§ **WORK TO DO**
Recast the material below as a JSON list of strings, one string per line and blank lines omitted, from the first line through the line containing "updates-count: 6 bbox=[359, 13, 371, 36]". Include nothing after that line.

§ **ITEMS**
=-=-=

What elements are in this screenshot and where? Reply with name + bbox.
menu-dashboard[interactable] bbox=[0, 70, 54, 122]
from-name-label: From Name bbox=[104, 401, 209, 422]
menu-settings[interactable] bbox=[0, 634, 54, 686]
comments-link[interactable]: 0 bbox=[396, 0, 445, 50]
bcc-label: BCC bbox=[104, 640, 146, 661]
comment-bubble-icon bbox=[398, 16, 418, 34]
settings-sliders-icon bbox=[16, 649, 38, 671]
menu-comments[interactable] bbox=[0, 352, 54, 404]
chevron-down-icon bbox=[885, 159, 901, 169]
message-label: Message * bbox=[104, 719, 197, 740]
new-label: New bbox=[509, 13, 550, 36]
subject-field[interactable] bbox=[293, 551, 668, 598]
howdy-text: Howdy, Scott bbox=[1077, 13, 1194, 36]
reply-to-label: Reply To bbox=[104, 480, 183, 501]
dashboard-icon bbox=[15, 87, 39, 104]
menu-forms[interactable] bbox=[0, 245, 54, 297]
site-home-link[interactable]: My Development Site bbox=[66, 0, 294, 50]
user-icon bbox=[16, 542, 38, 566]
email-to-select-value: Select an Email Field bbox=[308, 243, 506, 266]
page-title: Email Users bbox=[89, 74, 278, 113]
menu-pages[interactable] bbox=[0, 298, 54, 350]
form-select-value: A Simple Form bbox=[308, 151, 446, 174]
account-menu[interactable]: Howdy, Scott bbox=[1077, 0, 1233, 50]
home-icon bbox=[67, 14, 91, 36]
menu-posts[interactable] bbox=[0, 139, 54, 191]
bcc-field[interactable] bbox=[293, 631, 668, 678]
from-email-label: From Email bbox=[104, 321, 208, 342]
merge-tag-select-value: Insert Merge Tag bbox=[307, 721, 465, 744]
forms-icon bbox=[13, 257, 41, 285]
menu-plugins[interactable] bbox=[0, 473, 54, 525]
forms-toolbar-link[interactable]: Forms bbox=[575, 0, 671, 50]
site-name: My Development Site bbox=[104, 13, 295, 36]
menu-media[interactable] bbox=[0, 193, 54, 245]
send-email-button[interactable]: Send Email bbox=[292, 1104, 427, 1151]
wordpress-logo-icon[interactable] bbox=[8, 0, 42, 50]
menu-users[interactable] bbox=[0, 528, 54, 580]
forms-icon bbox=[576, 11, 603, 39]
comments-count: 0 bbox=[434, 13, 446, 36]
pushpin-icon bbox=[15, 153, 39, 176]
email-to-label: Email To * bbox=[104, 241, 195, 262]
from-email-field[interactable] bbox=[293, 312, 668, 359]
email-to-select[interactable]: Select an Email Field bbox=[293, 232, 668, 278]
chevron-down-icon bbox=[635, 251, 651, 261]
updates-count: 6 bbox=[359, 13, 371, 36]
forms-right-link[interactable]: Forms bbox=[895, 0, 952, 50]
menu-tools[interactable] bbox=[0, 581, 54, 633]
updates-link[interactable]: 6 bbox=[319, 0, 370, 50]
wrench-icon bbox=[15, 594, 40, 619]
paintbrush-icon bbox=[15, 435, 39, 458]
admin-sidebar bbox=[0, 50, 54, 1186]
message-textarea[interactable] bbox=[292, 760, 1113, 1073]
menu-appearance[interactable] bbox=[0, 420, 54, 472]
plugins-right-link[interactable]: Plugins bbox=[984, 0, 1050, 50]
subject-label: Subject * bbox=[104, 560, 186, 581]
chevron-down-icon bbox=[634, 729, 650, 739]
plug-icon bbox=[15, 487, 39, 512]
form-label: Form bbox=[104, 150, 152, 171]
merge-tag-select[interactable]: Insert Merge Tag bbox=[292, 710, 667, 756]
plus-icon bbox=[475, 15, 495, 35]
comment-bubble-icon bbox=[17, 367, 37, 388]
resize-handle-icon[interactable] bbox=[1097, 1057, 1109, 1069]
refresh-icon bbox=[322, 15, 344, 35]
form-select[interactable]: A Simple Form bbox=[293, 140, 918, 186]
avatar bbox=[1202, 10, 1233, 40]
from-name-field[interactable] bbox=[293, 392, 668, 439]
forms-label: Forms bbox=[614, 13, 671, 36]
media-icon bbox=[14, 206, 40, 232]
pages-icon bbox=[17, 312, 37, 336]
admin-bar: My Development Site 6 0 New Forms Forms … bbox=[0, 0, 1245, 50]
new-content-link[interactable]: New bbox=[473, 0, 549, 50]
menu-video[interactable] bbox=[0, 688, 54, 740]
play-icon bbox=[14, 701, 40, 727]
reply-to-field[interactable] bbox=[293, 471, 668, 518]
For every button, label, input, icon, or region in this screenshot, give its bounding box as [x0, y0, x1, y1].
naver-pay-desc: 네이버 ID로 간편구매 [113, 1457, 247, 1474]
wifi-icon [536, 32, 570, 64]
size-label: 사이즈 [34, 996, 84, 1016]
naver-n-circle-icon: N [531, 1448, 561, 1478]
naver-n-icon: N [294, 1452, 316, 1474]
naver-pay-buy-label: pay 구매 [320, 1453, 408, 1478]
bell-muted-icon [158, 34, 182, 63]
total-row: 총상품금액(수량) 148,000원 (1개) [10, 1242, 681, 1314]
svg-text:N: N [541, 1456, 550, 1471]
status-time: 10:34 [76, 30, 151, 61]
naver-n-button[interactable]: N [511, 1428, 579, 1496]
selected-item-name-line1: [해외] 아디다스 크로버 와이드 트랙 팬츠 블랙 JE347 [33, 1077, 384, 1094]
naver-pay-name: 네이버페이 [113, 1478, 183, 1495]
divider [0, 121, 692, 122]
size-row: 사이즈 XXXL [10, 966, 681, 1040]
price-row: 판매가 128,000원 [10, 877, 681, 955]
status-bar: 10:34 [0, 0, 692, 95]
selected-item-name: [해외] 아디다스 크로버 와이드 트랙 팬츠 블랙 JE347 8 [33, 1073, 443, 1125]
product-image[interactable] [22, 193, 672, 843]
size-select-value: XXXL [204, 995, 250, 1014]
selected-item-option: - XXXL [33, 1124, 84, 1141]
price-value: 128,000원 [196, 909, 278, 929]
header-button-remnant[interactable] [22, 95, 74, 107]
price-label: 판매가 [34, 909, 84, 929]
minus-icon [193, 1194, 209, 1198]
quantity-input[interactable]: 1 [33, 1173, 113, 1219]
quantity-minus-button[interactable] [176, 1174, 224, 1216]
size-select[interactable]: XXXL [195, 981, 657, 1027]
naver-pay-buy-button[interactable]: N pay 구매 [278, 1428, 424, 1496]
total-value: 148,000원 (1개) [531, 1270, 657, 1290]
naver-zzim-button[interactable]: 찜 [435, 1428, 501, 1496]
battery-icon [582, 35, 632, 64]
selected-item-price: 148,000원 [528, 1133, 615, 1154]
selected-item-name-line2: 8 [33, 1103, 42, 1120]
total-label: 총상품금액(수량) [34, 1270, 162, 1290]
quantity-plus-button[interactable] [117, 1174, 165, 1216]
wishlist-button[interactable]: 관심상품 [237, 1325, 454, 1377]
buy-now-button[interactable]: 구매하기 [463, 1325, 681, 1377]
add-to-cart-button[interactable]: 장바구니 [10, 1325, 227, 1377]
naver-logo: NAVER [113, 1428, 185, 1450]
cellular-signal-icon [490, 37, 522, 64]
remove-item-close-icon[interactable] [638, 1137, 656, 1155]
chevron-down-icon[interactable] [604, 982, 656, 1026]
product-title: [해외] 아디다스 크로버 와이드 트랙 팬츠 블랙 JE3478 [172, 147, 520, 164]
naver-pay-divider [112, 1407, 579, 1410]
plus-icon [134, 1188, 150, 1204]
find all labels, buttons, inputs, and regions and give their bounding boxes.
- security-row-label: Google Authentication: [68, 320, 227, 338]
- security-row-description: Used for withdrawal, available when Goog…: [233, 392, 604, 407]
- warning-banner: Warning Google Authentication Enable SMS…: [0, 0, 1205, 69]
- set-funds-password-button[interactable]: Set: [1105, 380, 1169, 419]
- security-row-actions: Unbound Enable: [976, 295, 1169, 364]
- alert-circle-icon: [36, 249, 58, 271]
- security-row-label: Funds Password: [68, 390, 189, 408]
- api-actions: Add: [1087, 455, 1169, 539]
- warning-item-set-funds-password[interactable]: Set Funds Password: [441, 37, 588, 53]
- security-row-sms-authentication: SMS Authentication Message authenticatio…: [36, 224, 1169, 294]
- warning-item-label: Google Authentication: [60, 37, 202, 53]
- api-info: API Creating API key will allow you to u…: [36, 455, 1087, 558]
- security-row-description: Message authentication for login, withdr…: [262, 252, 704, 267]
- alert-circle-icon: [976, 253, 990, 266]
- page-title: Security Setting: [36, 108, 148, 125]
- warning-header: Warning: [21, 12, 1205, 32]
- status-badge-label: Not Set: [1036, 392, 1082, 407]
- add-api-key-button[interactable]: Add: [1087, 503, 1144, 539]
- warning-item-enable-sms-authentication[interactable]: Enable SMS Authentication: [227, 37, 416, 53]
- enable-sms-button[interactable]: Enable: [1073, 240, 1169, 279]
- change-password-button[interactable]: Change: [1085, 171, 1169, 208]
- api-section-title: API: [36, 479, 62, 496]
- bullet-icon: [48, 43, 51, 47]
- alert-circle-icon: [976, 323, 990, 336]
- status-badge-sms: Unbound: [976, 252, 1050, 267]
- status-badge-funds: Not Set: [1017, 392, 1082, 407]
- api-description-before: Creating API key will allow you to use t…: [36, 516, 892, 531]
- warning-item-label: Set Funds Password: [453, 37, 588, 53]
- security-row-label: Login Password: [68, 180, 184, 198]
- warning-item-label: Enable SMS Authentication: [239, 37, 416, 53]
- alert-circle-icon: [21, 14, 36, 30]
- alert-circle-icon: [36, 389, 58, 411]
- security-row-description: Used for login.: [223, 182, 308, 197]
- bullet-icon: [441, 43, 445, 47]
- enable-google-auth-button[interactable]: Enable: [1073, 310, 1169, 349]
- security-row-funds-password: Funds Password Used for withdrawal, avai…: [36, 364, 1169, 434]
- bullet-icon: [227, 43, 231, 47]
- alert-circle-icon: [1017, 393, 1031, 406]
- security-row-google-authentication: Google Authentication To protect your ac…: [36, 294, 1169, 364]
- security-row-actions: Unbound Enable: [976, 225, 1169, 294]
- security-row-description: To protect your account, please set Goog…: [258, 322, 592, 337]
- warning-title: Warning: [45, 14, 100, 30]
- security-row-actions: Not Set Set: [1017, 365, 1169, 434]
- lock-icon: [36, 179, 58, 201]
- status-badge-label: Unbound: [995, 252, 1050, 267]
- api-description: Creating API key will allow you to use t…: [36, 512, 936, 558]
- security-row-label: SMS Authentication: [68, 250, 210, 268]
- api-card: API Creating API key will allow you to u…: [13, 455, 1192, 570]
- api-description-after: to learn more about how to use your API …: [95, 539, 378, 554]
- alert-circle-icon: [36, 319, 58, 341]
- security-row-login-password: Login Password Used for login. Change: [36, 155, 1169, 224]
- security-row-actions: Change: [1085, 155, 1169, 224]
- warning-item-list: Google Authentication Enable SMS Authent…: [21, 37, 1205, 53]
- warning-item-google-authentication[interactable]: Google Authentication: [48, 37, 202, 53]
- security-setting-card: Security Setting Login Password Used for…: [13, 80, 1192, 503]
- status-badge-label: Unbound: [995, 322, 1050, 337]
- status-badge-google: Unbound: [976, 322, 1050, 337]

=-=-=

§ **FINISHED TASK**
[
  "What elements are in this screenshot and where? Reply with name + bbox.",
  "menu-dashboard[interactable] bbox=[0, 70, 54, 122]",
  "from-name-label: From Name bbox=[104, 401, 209, 422]",
  "menu-settings[interactable] bbox=[0, 634, 54, 686]",
  "comments-link[interactable]: 0 bbox=[396, 0, 445, 50]",
  "bcc-label: BCC bbox=[104, 640, 146, 661]",
  "comment-bubble-icon bbox=[398, 16, 418, 34]",
  "settings-sliders-icon bbox=[16, 649, 38, 671]",
  "menu-comments[interactable] bbox=[0, 352, 54, 404]",
  "chevron-down-icon bbox=[885, 159, 901, 169]",
  "message-label: Message * bbox=[104, 719, 197, 740]",
  "new-label: New bbox=[509, 13, 550, 36]",
  "subject-field[interactable] bbox=[293, 551, 668, 598]",
  "howdy-text: Howdy, Scott bbox=[1077, 13, 1194, 36]",
  "reply-to-label: Reply To bbox=[104, 480, 183, 501]",
  "dashboard-icon bbox=[15, 87, 39, 104]",
  "menu-forms[interactable] bbox=[0, 245, 54, 297]",
  "site-home-link[interactable]: My Development Site bbox=[66, 0, 294, 50]",
  "user-icon bbox=[16, 542, 38, 566]",
  "email-to-select-value: Select an Email Field bbox=[308, 243, 506, 266]",
  "page-title: Email Users bbox=[89, 74, 278, 113]",
  "menu-pages[interactable] bbox=[0, 298, 54, 350]",
  "form-select-value: A Simple Form bbox=[308, 151, 446, 174]",
  "account-menu[interactable]: Howdy, Scott bbox=[1077, 0, 1233, 50]",
  "home-icon bbox=[67, 14, 91, 36]",
  "menu-posts[interactable] bbox=[0, 139, 54, 191]",
  "bcc-field[interactable] bbox=[293, 631, 668, 678]",
  "from-email-label: From Email bbox=[104, 321, 208, 342]",
  "merge-tag-select-value: Insert Merge Tag bbox=[307, 721, 465, 744]",
  "forms-icon bbox=[13, 257, 41, 285]",
  "menu-plugins[interactable] bbox=[0, 473, 54, 525]",
  "forms-toolbar-link[interactable]: Forms bbox=[575, 0, 671, 50]",
  "site-name: My Development Site bbox=[104, 13, 295, 36]",
  "menu-media[interactable] bbox=[0, 193, 54, 245]",
  "send-email-button[interactable]: Send Email bbox=[292, 1104, 427, 1151]",
  "wordpress-logo-icon[interactable] bbox=[8, 0, 42, 50]",
  "menu-users[interactable] bbox=[0, 528, 54, 580]",
  "forms-icon bbox=[576, 11, 603, 39]",
  "comments-count: 0 bbox=[434, 13, 446, 36]",
  "pushpin-icon bbox=[15, 153, 39, 176]",
  "email-to-label: Email To * bbox=[104, 241, 195, 262]",
  "from-email-field[interactable] bbox=[293, 312, 668, 359]",
  "email-to-select[interactable]: Select an Email Field bbox=[293, 232, 668, 278]",
  "chevron-down-icon bbox=[635, 251, 651, 261]",
  "updates-count: 6 bbox=[359, 13, 371, 36]"
]